_Things to do_.
(1) Using the linked-list problem text, decide whether each statement agrees with it. Answer yes or no for each, and quote the words that settle it.
(a) The two-pointer approach switches a pointer to the other list once that pointer reaches the end.
(b) The function may leave the linked lists with a changed structure.
(c) When the two lists do not intersect, intersectVal is 0.
(2) Turn the paragraph of the linked-list problem text that begins "Given the heads of two singly linked lists" into a short list that keeps its main facts.

_Text excerpt_.
↓↓↓

Input: intersectVal = 0, listA = [2,6,4], listB = [1,5], skipA = 3, skipB = 2
Output: No intersection
Explanation: From the head of A, it reads as [2,6,4]. From the head of B, it reads as [1,5]. Since the two lists do not intersect, intersectVal must be 0, while skipA and skipB can be arbitrary values.
Explanation: The two lists do not intersect, so return null.

 

Constraints:

  • The number of nodes of listA is in the m.
  • The number of nodes of listB is in the n.
  • 1 <= m, n <= 3 * 104
  • 1 <= Node.val <= 105
  • 0 <= skipA <= m
  • 0 <= skipB <= n
  • intersectVal is 0 if listA and listB do not intersect.
  • intersectVal == listA[skipA] == listB[skipB] if listA and listB intersect.

 

Follow up: Could you write a solution that runs in O(m + n) time and use only O(1) memory?

160. Intersection of Two Linked Lists

Problem Description

Given the heads of two singly linked lists, headA and headB, find the node at which the two lists intersect. If there is no intersection, return null. The linked lists retain their original structure after the function returns.

Solution: Two Pointers

This problem can be efficiently solved using the two-pointer technique. The core idea is to traverse both lists simultaneously, switching to the other list when one pointer reaches the end.

Algorithm:

  1. Initialize two pointers, ptrA and ptrB, to the heads of headA and headB, respectively.
  2. Iterate until ptrA and ptrB point to the same node (intersection) or both become null (no intersection).
  3. In each iteration:
    • If ptrA is null, set it to headB.
    • Otherwise, move ptrA to the next node (ptrA.next).
    • If ptrB is null, set it to headA.
    • Otherwise, move ptrB to the next node (ptrB.next).

↑↑↑

Recorded data
↓↓↓

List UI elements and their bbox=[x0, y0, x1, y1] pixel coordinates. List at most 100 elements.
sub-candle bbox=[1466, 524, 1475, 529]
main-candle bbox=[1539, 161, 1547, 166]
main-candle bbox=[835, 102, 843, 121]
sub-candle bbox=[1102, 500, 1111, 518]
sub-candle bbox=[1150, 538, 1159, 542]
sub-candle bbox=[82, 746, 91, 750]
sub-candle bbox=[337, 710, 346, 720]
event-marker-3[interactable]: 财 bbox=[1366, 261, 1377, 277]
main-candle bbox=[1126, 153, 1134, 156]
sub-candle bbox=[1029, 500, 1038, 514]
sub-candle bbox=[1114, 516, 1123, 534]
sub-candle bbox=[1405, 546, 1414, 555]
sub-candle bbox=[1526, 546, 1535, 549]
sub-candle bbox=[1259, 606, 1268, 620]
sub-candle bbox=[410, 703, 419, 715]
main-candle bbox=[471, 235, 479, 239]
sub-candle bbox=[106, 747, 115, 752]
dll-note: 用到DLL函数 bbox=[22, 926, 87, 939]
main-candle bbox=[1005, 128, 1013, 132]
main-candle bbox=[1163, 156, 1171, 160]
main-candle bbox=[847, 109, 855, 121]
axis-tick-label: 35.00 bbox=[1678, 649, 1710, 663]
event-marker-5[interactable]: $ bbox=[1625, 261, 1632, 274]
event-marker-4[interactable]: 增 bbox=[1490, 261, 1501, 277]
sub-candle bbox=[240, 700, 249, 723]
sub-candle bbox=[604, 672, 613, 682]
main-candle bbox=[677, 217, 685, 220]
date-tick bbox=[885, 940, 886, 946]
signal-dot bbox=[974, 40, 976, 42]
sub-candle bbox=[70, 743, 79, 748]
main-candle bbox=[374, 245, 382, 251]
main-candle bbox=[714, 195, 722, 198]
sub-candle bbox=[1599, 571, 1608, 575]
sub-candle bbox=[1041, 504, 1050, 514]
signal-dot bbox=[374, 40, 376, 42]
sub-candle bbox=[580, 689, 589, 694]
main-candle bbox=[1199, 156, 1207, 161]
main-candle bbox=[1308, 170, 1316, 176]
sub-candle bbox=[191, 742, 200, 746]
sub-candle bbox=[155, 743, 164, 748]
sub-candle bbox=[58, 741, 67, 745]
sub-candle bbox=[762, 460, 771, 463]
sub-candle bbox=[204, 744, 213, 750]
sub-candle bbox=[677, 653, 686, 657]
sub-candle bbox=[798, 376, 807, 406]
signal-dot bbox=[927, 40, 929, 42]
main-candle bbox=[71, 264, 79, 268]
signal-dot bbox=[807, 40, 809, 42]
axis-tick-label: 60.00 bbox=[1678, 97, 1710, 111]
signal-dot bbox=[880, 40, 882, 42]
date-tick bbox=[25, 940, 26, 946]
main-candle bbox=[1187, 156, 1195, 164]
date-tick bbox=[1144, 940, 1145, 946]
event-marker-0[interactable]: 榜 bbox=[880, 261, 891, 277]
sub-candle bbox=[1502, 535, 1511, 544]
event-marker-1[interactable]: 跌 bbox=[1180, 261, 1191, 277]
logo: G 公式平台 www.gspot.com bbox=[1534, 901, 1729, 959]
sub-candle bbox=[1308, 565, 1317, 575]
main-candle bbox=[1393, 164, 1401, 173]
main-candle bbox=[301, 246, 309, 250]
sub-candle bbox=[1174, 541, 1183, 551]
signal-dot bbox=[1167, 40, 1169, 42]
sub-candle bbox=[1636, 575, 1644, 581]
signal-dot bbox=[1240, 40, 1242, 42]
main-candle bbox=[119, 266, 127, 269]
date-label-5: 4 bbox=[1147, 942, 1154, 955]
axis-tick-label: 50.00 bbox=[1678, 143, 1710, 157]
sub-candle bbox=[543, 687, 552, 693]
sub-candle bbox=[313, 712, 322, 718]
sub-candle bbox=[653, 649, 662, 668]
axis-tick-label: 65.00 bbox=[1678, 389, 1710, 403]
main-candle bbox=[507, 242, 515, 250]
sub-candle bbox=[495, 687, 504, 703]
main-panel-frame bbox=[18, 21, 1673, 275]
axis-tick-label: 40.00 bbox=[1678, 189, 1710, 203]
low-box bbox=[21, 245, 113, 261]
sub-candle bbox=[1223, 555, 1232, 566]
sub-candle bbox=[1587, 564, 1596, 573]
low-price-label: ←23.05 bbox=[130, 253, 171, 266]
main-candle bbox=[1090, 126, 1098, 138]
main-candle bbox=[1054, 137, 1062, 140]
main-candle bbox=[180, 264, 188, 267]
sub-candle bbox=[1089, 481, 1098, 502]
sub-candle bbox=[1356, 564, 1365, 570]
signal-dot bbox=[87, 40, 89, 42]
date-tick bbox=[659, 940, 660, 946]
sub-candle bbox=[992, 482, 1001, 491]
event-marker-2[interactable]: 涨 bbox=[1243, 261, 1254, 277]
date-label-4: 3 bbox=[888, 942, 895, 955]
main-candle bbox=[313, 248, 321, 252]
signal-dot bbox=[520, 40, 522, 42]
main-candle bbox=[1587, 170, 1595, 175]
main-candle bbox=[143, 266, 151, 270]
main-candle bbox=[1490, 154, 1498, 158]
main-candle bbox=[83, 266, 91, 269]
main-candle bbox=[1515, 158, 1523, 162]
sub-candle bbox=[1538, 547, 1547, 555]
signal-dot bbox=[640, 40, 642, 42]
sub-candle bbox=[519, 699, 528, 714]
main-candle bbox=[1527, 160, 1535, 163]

↑↑↑

_Answers to the problems_.
(1)
(a) Yes: "switching to the other list when one pointer reaches the end."
(b) No: "The linked lists retain their original structure after the function returns."
(c) Yes: "intersectVal is 0 if listA and listB do not intersect."

(2)
- Input: the heads of two singly linked lists, headA and headB.
- Task: find the node where the two lists intersect.
- No intersection: return null.
- After the function returns, both lists keep their original structure.